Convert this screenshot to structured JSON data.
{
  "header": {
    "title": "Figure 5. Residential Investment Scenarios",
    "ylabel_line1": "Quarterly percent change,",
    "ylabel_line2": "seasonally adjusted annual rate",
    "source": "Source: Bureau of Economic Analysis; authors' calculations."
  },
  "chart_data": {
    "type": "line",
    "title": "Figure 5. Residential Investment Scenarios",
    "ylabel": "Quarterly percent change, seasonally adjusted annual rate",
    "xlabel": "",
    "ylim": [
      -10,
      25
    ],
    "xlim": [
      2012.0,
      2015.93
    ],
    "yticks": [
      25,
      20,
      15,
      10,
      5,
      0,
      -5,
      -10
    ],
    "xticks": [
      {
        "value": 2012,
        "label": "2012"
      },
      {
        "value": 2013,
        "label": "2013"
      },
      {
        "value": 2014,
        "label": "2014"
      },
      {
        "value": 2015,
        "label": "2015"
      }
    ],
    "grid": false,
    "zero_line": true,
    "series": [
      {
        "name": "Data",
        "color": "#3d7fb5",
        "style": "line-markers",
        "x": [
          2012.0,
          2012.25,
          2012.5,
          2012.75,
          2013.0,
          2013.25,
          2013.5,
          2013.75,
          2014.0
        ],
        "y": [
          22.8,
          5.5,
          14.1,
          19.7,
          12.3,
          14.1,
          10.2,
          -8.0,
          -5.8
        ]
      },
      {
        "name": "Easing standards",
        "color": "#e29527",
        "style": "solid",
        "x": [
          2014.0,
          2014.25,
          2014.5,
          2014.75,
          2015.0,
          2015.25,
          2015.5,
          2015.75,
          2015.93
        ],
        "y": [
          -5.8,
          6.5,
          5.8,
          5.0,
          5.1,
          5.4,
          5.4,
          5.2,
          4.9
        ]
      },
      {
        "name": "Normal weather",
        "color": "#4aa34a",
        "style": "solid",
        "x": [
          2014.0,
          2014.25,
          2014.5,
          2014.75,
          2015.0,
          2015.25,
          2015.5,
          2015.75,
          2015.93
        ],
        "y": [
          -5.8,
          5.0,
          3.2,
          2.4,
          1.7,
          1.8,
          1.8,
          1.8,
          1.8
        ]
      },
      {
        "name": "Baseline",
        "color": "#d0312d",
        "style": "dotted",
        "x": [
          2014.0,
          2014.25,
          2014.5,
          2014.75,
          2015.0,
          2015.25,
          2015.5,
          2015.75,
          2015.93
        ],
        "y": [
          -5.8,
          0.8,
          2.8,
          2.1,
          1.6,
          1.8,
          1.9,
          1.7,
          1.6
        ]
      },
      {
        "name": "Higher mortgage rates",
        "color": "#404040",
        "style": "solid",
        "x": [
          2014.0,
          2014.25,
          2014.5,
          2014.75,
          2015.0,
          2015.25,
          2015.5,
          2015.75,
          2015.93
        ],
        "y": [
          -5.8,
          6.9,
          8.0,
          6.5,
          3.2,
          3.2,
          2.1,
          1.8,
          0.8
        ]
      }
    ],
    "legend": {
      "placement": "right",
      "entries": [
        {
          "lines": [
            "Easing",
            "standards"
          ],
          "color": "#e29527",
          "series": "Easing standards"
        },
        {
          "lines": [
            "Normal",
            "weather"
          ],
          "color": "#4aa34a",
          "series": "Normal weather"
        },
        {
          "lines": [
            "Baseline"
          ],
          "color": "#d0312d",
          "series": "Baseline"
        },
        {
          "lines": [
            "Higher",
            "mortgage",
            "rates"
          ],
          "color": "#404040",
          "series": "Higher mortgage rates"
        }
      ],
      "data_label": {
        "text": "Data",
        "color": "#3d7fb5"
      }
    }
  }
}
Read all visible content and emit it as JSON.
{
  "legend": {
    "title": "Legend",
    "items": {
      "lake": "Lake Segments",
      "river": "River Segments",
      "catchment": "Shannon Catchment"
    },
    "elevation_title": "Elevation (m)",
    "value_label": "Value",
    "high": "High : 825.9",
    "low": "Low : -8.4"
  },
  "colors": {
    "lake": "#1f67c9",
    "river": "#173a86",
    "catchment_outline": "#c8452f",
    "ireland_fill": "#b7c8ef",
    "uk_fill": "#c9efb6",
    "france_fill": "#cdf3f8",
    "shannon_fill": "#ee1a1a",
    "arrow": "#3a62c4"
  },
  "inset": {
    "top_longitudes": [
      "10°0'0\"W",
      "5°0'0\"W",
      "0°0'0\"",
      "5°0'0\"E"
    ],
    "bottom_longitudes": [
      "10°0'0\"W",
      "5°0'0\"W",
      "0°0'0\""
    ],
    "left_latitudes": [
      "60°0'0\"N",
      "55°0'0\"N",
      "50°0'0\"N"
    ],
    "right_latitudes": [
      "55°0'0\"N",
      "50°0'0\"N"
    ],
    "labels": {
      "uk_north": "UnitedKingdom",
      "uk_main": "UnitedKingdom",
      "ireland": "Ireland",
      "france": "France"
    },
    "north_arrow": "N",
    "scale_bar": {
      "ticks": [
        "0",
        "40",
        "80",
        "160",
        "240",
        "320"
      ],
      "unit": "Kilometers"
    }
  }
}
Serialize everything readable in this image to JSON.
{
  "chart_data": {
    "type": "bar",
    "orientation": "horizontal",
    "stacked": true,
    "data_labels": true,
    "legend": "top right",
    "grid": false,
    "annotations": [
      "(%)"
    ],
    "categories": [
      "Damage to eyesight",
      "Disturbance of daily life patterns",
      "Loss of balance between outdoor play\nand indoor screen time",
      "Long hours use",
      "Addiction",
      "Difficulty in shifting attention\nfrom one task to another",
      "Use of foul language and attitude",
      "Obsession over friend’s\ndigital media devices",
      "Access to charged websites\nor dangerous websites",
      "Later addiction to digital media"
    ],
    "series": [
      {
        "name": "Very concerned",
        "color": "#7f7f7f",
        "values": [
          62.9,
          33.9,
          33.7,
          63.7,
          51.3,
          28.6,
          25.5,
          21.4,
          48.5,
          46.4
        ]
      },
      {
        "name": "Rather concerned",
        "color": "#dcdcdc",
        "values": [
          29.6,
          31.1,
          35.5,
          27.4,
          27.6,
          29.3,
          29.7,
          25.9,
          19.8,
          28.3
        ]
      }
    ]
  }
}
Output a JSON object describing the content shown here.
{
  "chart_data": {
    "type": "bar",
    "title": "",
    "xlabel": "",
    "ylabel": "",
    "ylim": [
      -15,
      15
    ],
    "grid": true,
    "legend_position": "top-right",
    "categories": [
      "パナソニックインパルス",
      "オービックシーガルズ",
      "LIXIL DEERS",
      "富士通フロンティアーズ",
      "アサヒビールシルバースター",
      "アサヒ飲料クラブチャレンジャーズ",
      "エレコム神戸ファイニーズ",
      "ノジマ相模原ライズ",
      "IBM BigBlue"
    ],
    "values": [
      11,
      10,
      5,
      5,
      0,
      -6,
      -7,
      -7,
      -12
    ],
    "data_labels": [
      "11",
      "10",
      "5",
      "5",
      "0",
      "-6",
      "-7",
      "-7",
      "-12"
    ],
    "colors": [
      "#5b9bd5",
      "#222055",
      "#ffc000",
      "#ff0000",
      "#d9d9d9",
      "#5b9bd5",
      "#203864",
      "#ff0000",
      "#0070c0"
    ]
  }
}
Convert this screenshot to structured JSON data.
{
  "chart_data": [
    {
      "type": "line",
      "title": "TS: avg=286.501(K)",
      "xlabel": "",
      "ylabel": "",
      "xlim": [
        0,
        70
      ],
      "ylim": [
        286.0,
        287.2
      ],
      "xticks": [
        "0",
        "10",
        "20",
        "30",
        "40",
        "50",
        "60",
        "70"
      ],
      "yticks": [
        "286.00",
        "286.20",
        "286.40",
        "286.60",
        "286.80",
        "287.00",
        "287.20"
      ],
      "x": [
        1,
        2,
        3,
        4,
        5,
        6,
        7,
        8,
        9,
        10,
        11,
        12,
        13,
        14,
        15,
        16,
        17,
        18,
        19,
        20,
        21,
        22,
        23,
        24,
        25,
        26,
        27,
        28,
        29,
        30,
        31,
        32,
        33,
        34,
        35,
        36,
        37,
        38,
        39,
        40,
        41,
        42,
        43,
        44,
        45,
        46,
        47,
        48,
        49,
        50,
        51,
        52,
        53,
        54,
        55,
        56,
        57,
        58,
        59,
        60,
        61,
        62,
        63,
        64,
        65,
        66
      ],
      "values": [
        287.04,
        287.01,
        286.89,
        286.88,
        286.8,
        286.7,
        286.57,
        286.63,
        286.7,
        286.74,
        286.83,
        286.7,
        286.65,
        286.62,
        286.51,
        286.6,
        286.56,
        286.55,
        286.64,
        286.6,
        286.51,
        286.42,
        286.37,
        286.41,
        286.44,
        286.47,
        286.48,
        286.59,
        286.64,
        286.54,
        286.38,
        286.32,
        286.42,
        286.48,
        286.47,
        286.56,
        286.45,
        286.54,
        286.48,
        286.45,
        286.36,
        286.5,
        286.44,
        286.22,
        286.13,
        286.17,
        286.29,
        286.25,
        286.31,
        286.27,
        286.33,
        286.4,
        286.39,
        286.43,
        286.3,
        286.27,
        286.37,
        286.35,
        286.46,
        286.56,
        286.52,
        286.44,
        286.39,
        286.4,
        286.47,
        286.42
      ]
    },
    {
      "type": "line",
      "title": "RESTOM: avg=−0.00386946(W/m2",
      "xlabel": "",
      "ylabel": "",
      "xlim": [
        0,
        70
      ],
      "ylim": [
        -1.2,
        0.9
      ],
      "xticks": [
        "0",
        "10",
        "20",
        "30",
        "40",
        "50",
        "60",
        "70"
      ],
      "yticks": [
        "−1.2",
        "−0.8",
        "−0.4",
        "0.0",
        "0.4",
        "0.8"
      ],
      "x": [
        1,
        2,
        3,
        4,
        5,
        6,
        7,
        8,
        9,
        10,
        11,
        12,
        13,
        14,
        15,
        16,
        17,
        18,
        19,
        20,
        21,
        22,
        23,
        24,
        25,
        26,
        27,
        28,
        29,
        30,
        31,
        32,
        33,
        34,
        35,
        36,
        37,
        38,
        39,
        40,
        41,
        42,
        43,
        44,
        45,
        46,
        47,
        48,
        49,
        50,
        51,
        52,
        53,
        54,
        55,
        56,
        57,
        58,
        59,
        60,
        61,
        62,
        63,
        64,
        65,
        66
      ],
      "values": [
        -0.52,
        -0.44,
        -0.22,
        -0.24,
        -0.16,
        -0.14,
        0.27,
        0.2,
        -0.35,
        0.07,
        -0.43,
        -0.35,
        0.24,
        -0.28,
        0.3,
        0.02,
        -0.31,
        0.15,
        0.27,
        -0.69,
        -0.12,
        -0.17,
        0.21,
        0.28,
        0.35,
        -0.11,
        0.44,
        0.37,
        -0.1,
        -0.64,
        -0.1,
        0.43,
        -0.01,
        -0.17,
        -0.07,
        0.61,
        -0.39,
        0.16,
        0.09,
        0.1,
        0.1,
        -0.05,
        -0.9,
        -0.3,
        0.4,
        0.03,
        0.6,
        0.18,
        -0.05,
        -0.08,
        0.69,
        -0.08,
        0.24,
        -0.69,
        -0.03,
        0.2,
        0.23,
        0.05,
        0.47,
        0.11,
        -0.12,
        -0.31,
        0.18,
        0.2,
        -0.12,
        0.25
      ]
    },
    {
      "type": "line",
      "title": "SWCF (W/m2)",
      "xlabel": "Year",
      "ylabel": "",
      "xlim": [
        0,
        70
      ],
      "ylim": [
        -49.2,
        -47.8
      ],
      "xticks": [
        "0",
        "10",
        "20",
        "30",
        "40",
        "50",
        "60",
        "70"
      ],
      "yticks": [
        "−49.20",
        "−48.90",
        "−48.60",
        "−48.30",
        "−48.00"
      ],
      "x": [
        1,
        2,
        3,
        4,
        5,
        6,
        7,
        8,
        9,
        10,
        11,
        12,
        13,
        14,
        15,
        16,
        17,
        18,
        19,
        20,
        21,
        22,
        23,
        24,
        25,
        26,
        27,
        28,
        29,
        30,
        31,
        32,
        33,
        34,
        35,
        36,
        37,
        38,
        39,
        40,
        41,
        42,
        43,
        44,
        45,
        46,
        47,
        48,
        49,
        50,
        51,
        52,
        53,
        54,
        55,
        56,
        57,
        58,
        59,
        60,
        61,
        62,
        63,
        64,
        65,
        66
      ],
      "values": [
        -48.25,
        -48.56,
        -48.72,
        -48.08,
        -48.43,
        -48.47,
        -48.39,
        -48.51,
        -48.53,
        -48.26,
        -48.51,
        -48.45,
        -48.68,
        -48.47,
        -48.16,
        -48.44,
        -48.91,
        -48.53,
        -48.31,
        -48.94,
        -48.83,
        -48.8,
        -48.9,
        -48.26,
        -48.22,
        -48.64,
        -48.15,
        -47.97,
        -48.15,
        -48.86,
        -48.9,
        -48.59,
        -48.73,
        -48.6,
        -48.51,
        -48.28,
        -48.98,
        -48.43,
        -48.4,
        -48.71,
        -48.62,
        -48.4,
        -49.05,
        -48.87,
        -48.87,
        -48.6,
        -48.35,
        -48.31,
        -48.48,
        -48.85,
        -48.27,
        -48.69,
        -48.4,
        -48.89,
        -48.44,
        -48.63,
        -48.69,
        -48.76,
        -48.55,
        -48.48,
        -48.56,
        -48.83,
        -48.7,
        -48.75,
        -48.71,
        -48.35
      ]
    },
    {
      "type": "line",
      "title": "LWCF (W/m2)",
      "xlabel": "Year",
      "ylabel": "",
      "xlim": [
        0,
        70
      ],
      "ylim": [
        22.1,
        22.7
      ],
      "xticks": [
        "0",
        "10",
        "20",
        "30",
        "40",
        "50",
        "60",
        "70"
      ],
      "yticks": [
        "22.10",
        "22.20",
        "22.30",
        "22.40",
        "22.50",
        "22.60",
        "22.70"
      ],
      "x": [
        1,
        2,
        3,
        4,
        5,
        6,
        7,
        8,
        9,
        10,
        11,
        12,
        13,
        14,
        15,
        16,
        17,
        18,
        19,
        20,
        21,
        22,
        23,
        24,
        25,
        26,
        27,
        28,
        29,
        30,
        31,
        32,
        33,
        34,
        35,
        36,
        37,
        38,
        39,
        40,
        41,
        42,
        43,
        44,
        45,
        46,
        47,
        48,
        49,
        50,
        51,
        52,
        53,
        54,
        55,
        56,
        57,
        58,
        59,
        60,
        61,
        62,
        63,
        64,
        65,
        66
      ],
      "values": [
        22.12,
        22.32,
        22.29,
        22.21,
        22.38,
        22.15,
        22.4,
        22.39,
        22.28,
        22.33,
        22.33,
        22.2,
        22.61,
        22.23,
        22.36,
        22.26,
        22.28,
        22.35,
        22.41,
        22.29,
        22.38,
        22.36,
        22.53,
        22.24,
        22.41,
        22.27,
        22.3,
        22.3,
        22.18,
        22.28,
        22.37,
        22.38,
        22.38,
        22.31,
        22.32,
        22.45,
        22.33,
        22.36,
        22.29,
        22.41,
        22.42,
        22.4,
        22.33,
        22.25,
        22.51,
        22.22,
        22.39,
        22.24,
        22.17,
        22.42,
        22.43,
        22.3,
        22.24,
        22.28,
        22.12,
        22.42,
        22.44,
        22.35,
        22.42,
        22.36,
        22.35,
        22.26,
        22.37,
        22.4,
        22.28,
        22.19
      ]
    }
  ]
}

* WHAT TO PRODUCE
From the entries above, list each line with "UnitedKingdom" in it.

* TASK RESULT
      "uk_north": "UnitedKingdom",
      "uk_main": "UnitedKingdom",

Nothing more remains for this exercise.